Text segment =
Whenever SpaceX rockets blast off from the sandy property that Elon Musk controls near Brownsville, the road to Boca Chica Beach—including Boca Chica State Park—closes by order of the county judge (as well as other days when the company deems it necessary). At times, rockets have exploded and showered down debris on public and private lands for miles around. Bits have been discovered in grassy coastal areas identified by officials from the nearby U.S. Fish and Wildlife refuge as the territory of the endangered piping plover, a small shorebird with a distinctive black-striped face.
But for Rio Grande Valley residents, this land is more than habitat for birds, nesting sea turtles, and other wildlife. It’s a longtime gathering spot for Brownville families and fishermen eager to avoid the tourists and towering resort hotels of South Padre Island to the north. It’s also a place that members of the Carrizo/Comecrudo tribe prize as their ancient camping and fishing grounds.
That’s why more than 2,300 public comments flooded in—the majority negative—when the Texas Parks and Wildlife Commission recently debated a proposal to trade away 43 acres of Boca Chica State Park, west of the beach and adjacent to the existing launch site, to SpaceX. A contentious March 4 hearing attracted dozens of spectators, including three vanloads and more cars full of activists from the Valley who made the five-hour trip to Austin in order to speak for just three minutes each.
But Commission Jeffery D. Hildebrand, a billionaire businessman appointed by Governor Greg Abbott as chairman of the Texas Parks and Wildlife Commission, told opponents this hearing wasn’t about their SpaceX concerns but about what he considered a good deal.
He and other commissioners unanimously voted to swap the parkland for the possibility of acquiring another 477 acres that’s fully 10 miles away, across the Brownsville Ship Channel and west of Port Isabel, even though SpaceX doesn’t yet own that other property. (The company proposes to acquire the land and donate it later.) “Through this transaction, we are guaranteeing the conservation of 477 acres, which would otherwise potentially be developed into condominiums or strip centers,” Hildebrand said.
In April, only weeks after that meeting, the South Texas Environmental Justice Network, in partnership with the Carrizo/Comecrudo Tribe of Texas and Save RGV, sued the Texas Parks and Wildlife Department (TPWD) and the commission for its land swap decision. The groups denounced TPWD for allowing what they called “a land grab of Boca Chica State Park land for a private space corporation that is clearly not in the public interest.”
But giving up or giving away Texas state property is nothing new for the state’s park commissioners. Over the last 25 years, commission members have agreed to swap, lease, give up, or give away thousands of acres of public lands, according to records and news accounts.
In some ways, though, this latest proposed land deal is different: It comes only months after Texas voters approved a billion-dollar endowment fund specifically for state park expansion. In other words, Texas state park commissioners are no longer so cash-strapped that they are forced by budgetary constraints to trade away land in order to grow. “It’s absolutely ridiculous,” Olive Hershey, a longtime environmental activist from Houston, said in an interview. “They don’t have to do this at all.”
Voters overwhelmingly approved the Centennial Parks Conservation Fund in November 2023 as a way to celebrate the state parks’ 100th anniversary. On top of that new billion-dollar endowment, Texas voters had previously approved a constitutional amendment that entitled the TPWD to receive 94 percent of the sporting goods sales tax—another fund that has grown to about $160 million a year.

Information supplied =
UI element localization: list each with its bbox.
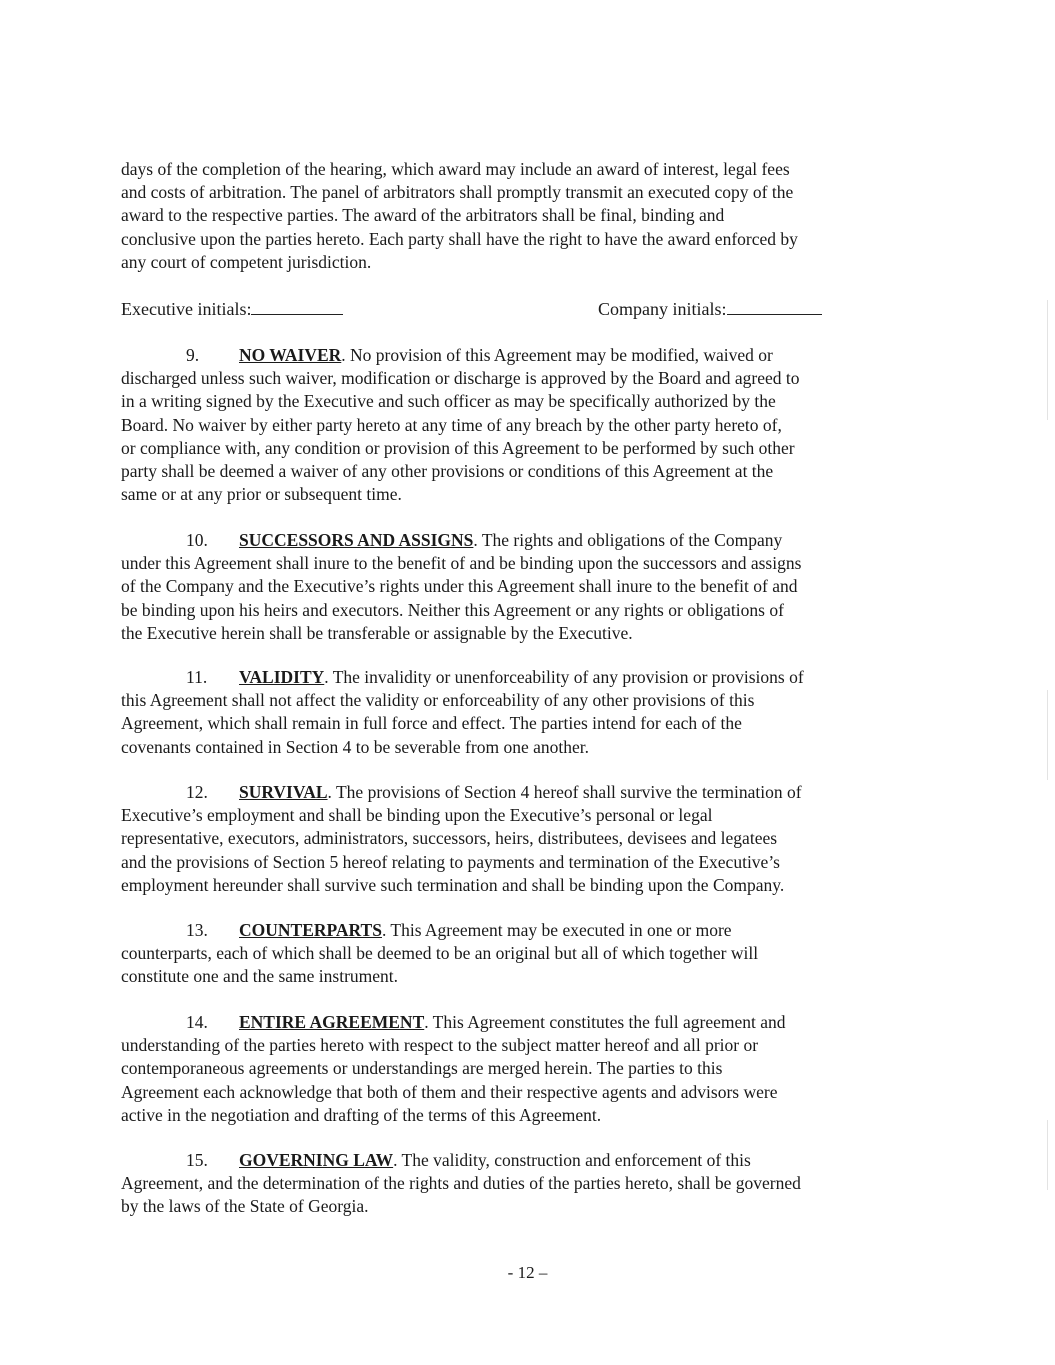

What you should do = Continue the article about the Boca Chica State Park land swap, starting right after its final sentence.

Response =
Neither during their March meeting, nor in response to questions for this article did park leaders explain why they chose not to tap the endowment to acquire property instead of sacrificing parkland to SpaceX.
Hildebrand is an energy executive used to cutting deals with major corporations. (He is executive chairman and founder of Hilcorp Energy Company and previously worked for Exxon Company, U.S.A, among others.) Supposedly, the new land acquired via the SpaceX deal will be used to build another state park someday.r
In response to questions about the deal from the Texas Observer, a TPWD spokesperson said via email: “The acres proposed for swap are noncontiguous tracts largely surrounded by private owners and encroached on by construction,” apparently referring to construction by SpaceX itself. “Given the breadth of opportunities to expand and enhance Texas state parkland using the Texas Centennial Parks Conservation Fund, this swap providing a ten-time return on acreage offers the most prudent use of public funds for expanding state park availability in Texas.”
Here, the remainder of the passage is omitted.